> Task goal:
Reproduce every record below exactly as it appears.

________________________________________

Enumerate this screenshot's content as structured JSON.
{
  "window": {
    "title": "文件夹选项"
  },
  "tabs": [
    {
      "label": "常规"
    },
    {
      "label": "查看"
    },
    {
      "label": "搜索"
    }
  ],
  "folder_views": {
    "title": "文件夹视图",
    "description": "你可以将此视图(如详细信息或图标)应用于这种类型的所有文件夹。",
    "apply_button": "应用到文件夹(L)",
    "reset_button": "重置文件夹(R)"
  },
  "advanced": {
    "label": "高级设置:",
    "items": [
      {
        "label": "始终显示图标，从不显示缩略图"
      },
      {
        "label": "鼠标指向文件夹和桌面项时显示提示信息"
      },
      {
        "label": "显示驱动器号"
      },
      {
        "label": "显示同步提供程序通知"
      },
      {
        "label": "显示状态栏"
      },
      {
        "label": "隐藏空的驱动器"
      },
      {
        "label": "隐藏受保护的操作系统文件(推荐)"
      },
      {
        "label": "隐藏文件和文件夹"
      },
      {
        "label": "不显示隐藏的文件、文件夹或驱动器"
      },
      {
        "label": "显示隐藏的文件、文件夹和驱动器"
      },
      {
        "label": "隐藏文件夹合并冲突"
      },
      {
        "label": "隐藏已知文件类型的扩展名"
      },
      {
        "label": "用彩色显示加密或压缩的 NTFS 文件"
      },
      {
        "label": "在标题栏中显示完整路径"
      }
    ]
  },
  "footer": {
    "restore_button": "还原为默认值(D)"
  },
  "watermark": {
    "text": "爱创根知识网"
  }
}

________________________________________

> Answer to this problem:
Enumerate this screenshot's content as structured JSON.
{
  "window": {
    "title": "文件夹选项"
  },
  "tabs": [
    {
      "label": "常规"
    },
    {
      "label": "查看"
    },
    {
      "label": "搜索"
    }
  ],
  "folder_views": {
    "title": "文件夹视图",
    "description": "你可以将此视图(如详细信息或图标)应用于这种类型的所有文件夹。",
    "apply_button": "应用到文件夹(L)",
    "reset_button": "重置文件夹(R)"
  },
  "advanced": {
    "label": "高级设置:",
    "items": [
      {
        "label": "始终显示图标，从不显示缩略图"
      },
      {
        "label": "鼠标指向文件夹和桌面项时显示提示信息"
      },
      {
        "label": "显示驱动器号"
      },
      {
        "label": "显示同步提供程序通知"
      },
      {
        "label": "显示状态栏"
      },
      {
        "label": "隐藏空的驱动器"
      },
      {
        "label": "隐藏受保护的操作系统文件(推荐)"
      },
      {
        "label": "隐藏文件和文件夹"
      },
      {
        "label": "不显示隐藏的文件、文件夹或驱动器"
      },
      {
        "label": "显示隐藏的文件、文件夹和驱动器"
      },
      {
        "label": "隐藏文件夹合并冲突"
      },
      {
        "label": "隐藏已知文件类型的扩展名"
      },
      {
        "label": "用彩色显示加密或压缩的 NTFS 文件"
      },
      {
        "label": "在标题栏中显示完整路径"
      }
    ]
  },
  "footer": {
    "restore_button": "还原为默认值(D)"
  },
  "watermark": {
    "text": "爱创根知识网"
  }
}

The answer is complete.